§ **Goal of the exercise**:
Write out the records that appear below, verbatim and complete, but without pictures.

(Collected data entries)
## Begin

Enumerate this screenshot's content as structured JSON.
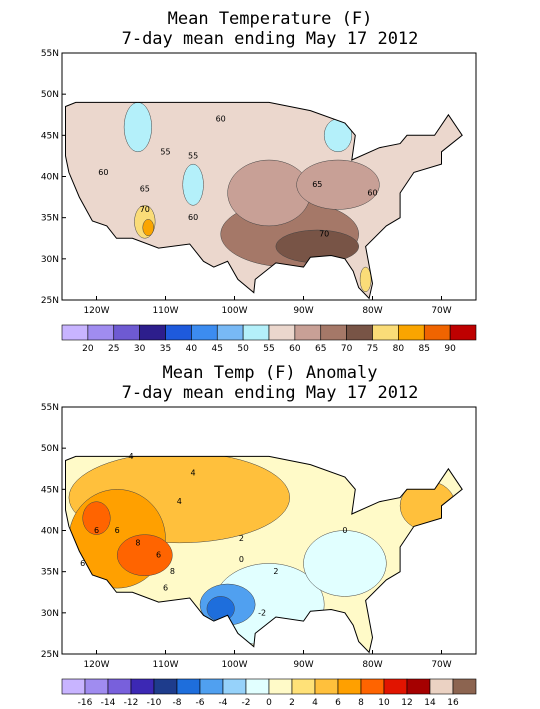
{
  "maps": [
    {
      "title": [
        "Mean Temperature (F)",
        "7-day mean ending May 17 2012"
      ],
      "lat_labels": [
        "55N",
        "50N",
        "45N",
        "40N",
        "35N",
        "30N",
        "25N"
      ],
      "lon_labels": [
        "120W",
        "110W",
        "100W",
        "90W",
        "80W",
        "70W"
      ],
      "colorbar": {
        "colors": [
          "#c8b4ff",
          "#a08cf0",
          "#6e5ad2",
          "#2d1e8c",
          "#1e5adc",
          "#3c8cf0",
          "#78b9f5",
          "#b4f0fa",
          "#ebd7cd",
          "#c8a096",
          "#a57868",
          "#785446",
          "#fadc78",
          "#faa500",
          "#f06400",
          "#be0000"
        ],
        "labels": [
          "20",
          "25",
          "30",
          "35",
          "40",
          "45",
          "50",
          "55",
          "60",
          "65",
          "70",
          "75",
          "80",
          "85",
          "90"
        ]
      },
      "contour_labels": [
        "60",
        "60",
        "55",
        "55",
        "65",
        "70",
        "60",
        "65",
        "60",
        "70"
      ]
    },
    {
      "title": [
        "Mean Temp (F) Anomaly",
        "7-day mean ending May 17 2012"
      ],
      "lat_labels": [
        "55N",
        "50N",
        "45N",
        "40N",
        "35N",
        "30N",
        "25N"
      ],
      "lon_labels": [
        "120W",
        "110W",
        "100W",
        "90W",
        "80W",
        "70W"
      ],
      "colorbar": {
        "colors": [
          "#c8b4ff",
          "#a08cf0",
          "#7860dc",
          "#3c28b4",
          "#1e3c8c",
          "#1e6edc",
          "#50a0f0",
          "#96d2fa",
          "#e1ffff",
          "#fffac8",
          "#ffe178",
          "#ffc03c",
          "#ffa000",
          "#ff6400",
          "#e11400",
          "#a50000",
          "#ebd2c3",
          "#8c6450"
        ],
        "labels": [
          "-16",
          "-14",
          "-12",
          "-10",
          "-8",
          "-6",
          "-4",
          "-2",
          "0",
          "2",
          "4",
          "6",
          "8",
          "10",
          "12",
          "14",
          "16"
        ]
      },
      "contour_labels": [
        "4",
        "4",
        "4",
        "6",
        "6",
        "8",
        "6",
        "8",
        "6",
        "2",
        "0",
        "0",
        "-2",
        "2",
        "6"
      ]
    }
  ]
}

## End

§ **Solution to this problem**:
Enumerate this screenshot's content as structured JSON.
{
  "maps": [
    {
      "title": [
        "Mean Temperature (F)",
        "7-day mean ending May 17 2012"
      ],
      "lat_labels": [
        "55N",
        "50N",
        "45N",
        "40N",
        "35N",
        "30N",
        "25N"
      ],
      "lon_labels": [
        "120W",
        "110W",
        "100W",
        "90W",
        "80W",
        "70W"
      ],
      "colorbar": {
        "colors": [
          "#c8b4ff",
          "#a08cf0",
          "#6e5ad2",
          "#2d1e8c",
          "#1e5adc",
          "#3c8cf0",
          "#78b9f5",
          "#b4f0fa",
          "#ebd7cd",
          "#c8a096",
          "#a57868",
          "#785446",
          "#fadc78",
          "#faa500",
          "#f06400",
          "#be0000"
        ],
        "labels": [
          "20",
          "25",
          "30",
          "35",
          "40",
          "45",
          "50",
          "55",
          "60",
          "65",
          "70",
          "75",
          "80",
          "85",
          "90"
        ]
      },
      "contour_labels": [
        "60",
        "60",
        "55",
        "55",
        "65",
        "70",
        "60",
        "65",
        "60",
        "70"
      ]
    },
    {
      "title": [
        "Mean Temp (F) Anomaly",
        "7-day mean ending May 17 2012"
      ],
      "lat_labels": [
        "55N",
        "50N",
        "45N",
        "40N",
        "35N",
        "30N",
        "25N"
      ],
      "lon_labels": [
        "120W",
        "110W",
        "100W",
        "90W",
        "80W",
        "70W"
      ],
      "colorbar": {
        "colors": [
          "#c8b4ff",
          "#a08cf0",
          "#7860dc",
          "#3c28b4",
          "#1e3c8c",
          "#1e6edc",
          "#50a0f0",
          "#96d2fa",
          "#e1ffff",
          "#fffac8",
          "#ffe178",
          "#ffc03c",
          "#ffa000",
          "#ff6400",
          "#e11400",
          "#a50000",
          "#ebd2c3",
          "#8c6450"
        ],
        "labels": [
          "-16",
          "-14",
          "-12",
          "-10",
          "-8",
          "-6",
          "-4",
          "-2",
          "0",
          "2",
          "4",
          "6",
          "8",
          "10",
          "12",
          "14",
          "16"
        ]
      },
      "contour_labels": [
        "4",
        "4",
        "4",
        "6",
        "6",
        "8",
        "6",
        "8",
        "6",
        "2",
        "0",
        "0",
        "-2",
        "2",
        "6"
      ]
    }
  ]
}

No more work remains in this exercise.